WHAT YOU SHOULD DO —
Every record below should be printed exactly as given.

EXERCISE INPUTS —
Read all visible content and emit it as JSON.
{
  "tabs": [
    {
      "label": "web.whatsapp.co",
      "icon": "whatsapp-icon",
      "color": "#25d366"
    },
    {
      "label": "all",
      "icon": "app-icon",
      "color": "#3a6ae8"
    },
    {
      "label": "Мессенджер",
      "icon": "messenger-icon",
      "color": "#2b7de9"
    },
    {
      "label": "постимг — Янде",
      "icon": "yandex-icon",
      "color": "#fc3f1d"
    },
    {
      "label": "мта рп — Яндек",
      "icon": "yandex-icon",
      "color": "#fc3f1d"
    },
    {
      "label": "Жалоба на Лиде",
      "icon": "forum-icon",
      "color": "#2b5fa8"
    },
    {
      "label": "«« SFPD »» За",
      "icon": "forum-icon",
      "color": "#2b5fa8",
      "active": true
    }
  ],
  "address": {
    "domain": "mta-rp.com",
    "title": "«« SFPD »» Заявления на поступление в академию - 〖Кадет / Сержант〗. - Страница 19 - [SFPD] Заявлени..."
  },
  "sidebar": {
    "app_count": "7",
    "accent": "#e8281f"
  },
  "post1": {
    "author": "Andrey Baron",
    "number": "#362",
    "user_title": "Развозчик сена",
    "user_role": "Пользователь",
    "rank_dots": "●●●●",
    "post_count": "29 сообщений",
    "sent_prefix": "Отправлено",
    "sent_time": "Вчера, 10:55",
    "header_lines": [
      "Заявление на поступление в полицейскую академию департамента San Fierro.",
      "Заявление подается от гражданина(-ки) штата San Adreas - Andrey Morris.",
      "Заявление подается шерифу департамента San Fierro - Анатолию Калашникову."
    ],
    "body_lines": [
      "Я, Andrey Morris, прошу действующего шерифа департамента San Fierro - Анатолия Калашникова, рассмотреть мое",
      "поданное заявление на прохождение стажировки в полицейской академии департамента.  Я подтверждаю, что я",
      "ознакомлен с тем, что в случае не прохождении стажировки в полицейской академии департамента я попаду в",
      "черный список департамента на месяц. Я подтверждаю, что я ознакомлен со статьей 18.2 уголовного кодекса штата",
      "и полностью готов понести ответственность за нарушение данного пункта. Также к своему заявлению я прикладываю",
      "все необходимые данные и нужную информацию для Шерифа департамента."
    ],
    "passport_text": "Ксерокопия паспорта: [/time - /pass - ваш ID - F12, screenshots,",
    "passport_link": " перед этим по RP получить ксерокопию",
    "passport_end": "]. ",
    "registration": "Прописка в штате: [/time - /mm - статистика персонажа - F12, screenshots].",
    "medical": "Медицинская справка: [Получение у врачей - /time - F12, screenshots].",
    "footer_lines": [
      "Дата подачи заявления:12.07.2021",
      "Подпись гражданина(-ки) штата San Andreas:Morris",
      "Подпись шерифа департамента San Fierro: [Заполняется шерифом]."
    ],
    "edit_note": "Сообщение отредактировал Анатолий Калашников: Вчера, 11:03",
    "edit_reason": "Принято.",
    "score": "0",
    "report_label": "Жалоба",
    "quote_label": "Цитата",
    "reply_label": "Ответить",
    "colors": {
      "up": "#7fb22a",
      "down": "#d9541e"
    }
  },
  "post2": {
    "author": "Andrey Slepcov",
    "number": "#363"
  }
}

SOLUTION TO THIS EXERCISE —
Read all visible content and emit it as JSON.
{
  "tabs": [
    {
      "label": "web.whatsapp.co",
      "icon": "whatsapp-icon",
      "color": "#25d366"
    },
    {
      "label": "all",
      "icon": "app-icon",
      "color": "#3a6ae8"
    },
    {
      "label": "Мессенджер",
      "icon": "messenger-icon",
      "color": "#2b7de9"
    },
    {
      "label": "постимг — Янде",
      "icon": "yandex-icon",
      "color": "#fc3f1d"
    },
    {
      "label": "мта рп — Яндек",
      "icon": "yandex-icon",
      "color": "#fc3f1d"
    },
    {
      "label": "Жалоба на Лиде",
      "icon": "forum-icon",
      "color": "#2b5fa8"
    },
    {
      "label": "«« SFPD »» За",
      "icon": "forum-icon",
      "color": "#2b5fa8",
      "active": true
    }
  ],
  "address": {
    "domain": "mta-rp.com",
    "title": "«« SFPD »» Заявления на поступление в академию - 〖Кадет / Сержант〗. - Страница 19 - [SFPD] Заявлени..."
  },
  "sidebar": {
    "app_count": "7",
    "accent": "#e8281f"
  },
  "post1": {
    "author": "Andrey Baron",
    "number": "#362",
    "user_title": "Развозчик сена",
    "user_role": "Пользователь",
    "rank_dots": "●●●●",
    "post_count": "29 сообщений",
    "sent_prefix": "Отправлено",
    "sent_time": "Вчера, 10:55",
    "header_lines": [
      "Заявление на поступление в полицейскую академию департамента San Fierro.",
      "Заявление подается от гражданина(-ки) штата San Adreas - Andrey Morris.",
      "Заявление подается шерифу департамента San Fierro - Анатолию Калашникову."
    ],
    "body_lines": [
      "Я, Andrey Morris, прошу действующего шерифа департамента San Fierro - Анатолия Калашникова, рассмотреть мое",
      "поданное заявление на прохождение стажировки в полицейской академии департамента.  Я подтверждаю, что я",
      "ознакомлен с тем, что в случае не прохождении стажировки в полицейской академии департамента я попаду в",
      "черный список департамента на месяц. Я подтверждаю, что я ознакомлен со статьей 18.2 уголовного кодекса штата",
      "и полностью готов понести ответственность за нарушение данного пункта. Также к своему заявлению я прикладываю",
      "все необходимые данные и нужную информацию для Шерифа департамента."
    ],
    "passport_text": "Ксерокопия паспорта: [/time - /pass - ваш ID - F12, screenshots,",
    "passport_link": " перед этим по RP получить ксерокопию",
    "passport_end": "]. ",
    "registration": "Прописка в штате: [/time - /mm - статистика персонажа - F12, screenshots].",
    "medical": "Медицинская справка: [Получение у врачей - /time - F12, screenshots].",
    "footer_lines": [
      "Дата подачи заявления:12.07.2021",
      "Подпись гражданина(-ки) штата San Andreas:Morris",
      "Подпись шерифа департамента San Fierro: [Заполняется шерифом]."
    ],
    "edit_note": "Сообщение отредактировал Анатолий Калашников: Вчера, 11:03",
    "edit_reason": "Принято.",
    "score": "0",
    "report_label": "Жалоба",
    "quote_label": "Цитата",
    "reply_label": "Ответить",
    "colors": {
      "up": "#7fb22a",
      "down": "#d9541e"
    }
  },
  "post2": {
    "author": "Andrey Slepcov",
    "number": "#363"
  }
}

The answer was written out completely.